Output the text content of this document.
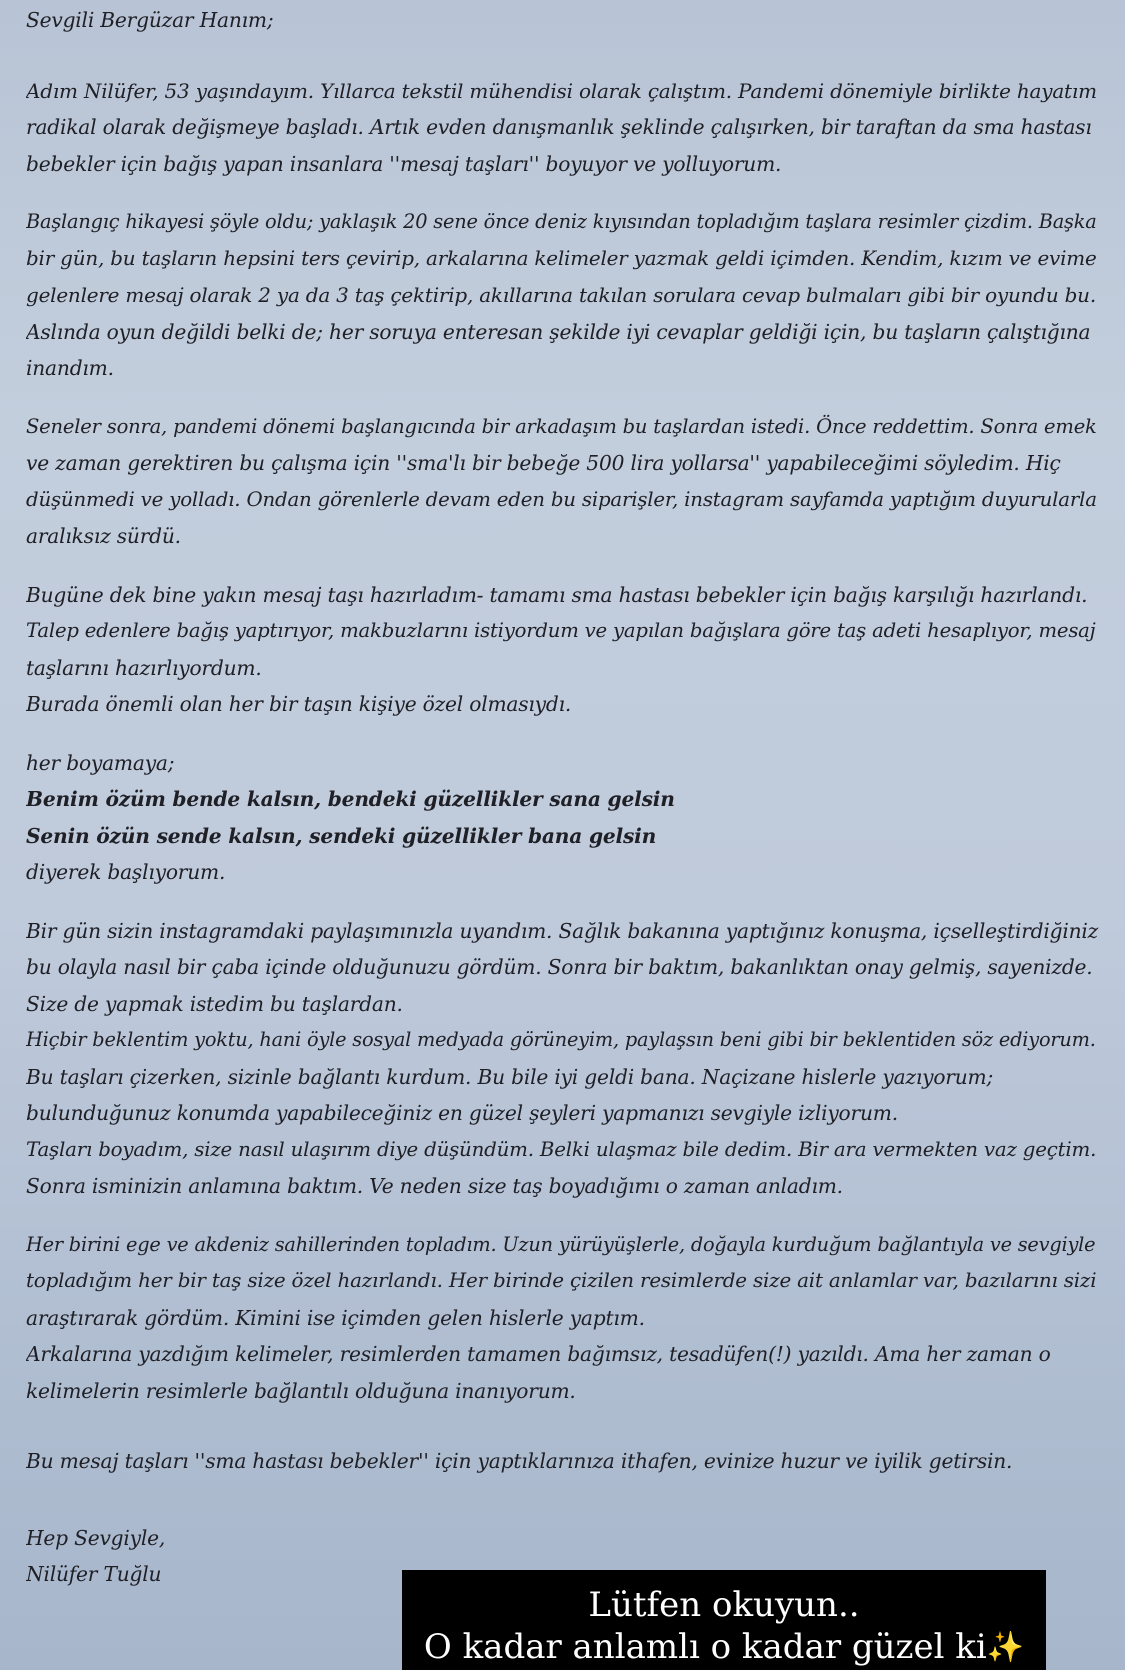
Sevgili Bergüzar Hanım;
Adım Nilüfer, 53 yaşındayım. Yıllarca tekstil mühendisi olarak çalıştım. Pandemi dönemiyle birlikte hayatım
radikal olarak değişmeye başladı. Artık evden danışmanlık şeklinde çalışırken, bir taraftan da sma hastası
bebekler için bağış yapan insanlara ''mesaj taşları'' boyuyor ve yolluyorum.
Başlangıç hikayesi şöyle oldu; yaklaşık 20 sene önce deniz kıyısından topladığım taşlara resimler çizdim. Başka
bir gün, bu taşların hepsini ters çevirip, arkalarına kelimeler yazmak geldi içimden. Kendim, kızım ve evime
gelenlere mesaj olarak 2 ya da 3 taş çektirip, akıllarına takılan sorulara cevap bulmaları gibi bir oyundu bu.
Aslında oyun değildi belki de; her soruya enteresan şekilde iyi cevaplar geldiği için, bu taşların çalıştığına
inandım.
Seneler sonra, pandemi dönemi başlangıcında bir arkadaşım bu taşlardan istedi. Önce reddettim. Sonra emek
ve zaman gerektiren bu çalışma için ''sma'lı bir bebeğe 500 lira yollarsa'' yapabileceğimi söyledim. Hiç
düşünmedi ve yolladı. Ondan görenlerle devam eden bu siparişler, instagram sayfamda yaptığım duyurularla
aralıksız sürdü.
Bugüne dek bine yakın mesaj taşı hazırladım- tamamı sma hastası bebekler için bağış karşılığı hazırlandı.
Talep edenlere bağış yaptırıyor, makbuzlarını istiyordum ve yapılan bağışlara göre taş adeti hesaplıyor, mesaj
taşlarını hazırlıyordum.
Burada önemli olan her bir taşın kişiye özel olmasıydı.
her boyamaya;
Benim özüm bende kalsın, bendeki güzellikler sana gelsin
Senin özün sende kalsın, sendeki güzellikler bana gelsin
diyerek başlıyorum.
Bir gün sizin instagramdaki paylaşımınızla uyandım. Sağlık bakanına yaptığınız konuşma, içselleştirdiğiniz
bu olayla nasıl bir çaba içinde olduğunuzu gördüm. Sonra bir baktım, bakanlıktan onay gelmiş, sayenizde.
Size de yapmak istedim bu taşlardan.
Hiçbir beklentim yoktu, hani öyle sosyal medyada görüneyim, paylaşsın beni gibi bir beklentiden söz ediyorum.
Bu taşları çizerken, sizinle bağlantı kurdum. Bu bile iyi geldi bana. Naçizane hislerle yazıyorum;
bulunduğunuz konumda yapabileceğiniz en güzel şeyleri yapmanızı sevgiyle izliyorum.
Taşları boyadım, size nasıl ulaşırım diye düşündüm. Belki ulaşmaz bile dedim. Bir ara vermekten vaz geçtim.
Sonra isminizin anlamına baktım. Ve neden size taş boyadığımı o zaman anladım.
Her birini ege ve akdeniz sahillerinden topladım. Uzun yürüyüşlerle, doğayla kurduğum bağlantıyla ve sevgiyle
topladığım her bir taş size özel hazırlandı. Her birinde çizilen resimlerde size ait anlamlar var, bazılarını sizi
araştırarak gördüm. Kimini ise içimden gelen hislerle yaptım.
Arkalarına yazdığım kelimeler, resimlerden tamamen bağımsız, tesadüfen(!) yazıldı. Ama her zaman o
kelimelerin resimlerle bağlantılı olduğuna inanıyorum.
Bu mesaj taşları ''sma hastası bebekler'' için yaptıklarınıza ithafen, evinize huzur ve iyilik getirsin.
Hep Sevgiyle,
Nilüfer Tuğlu
Lütfen okuyun..
O kadar anlamlı o kadar güzel ki✨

WHAT TO WORK ON. Give the number of lines in the data that contain "taşlardan", with no other words.

CORRECT RESULT. 2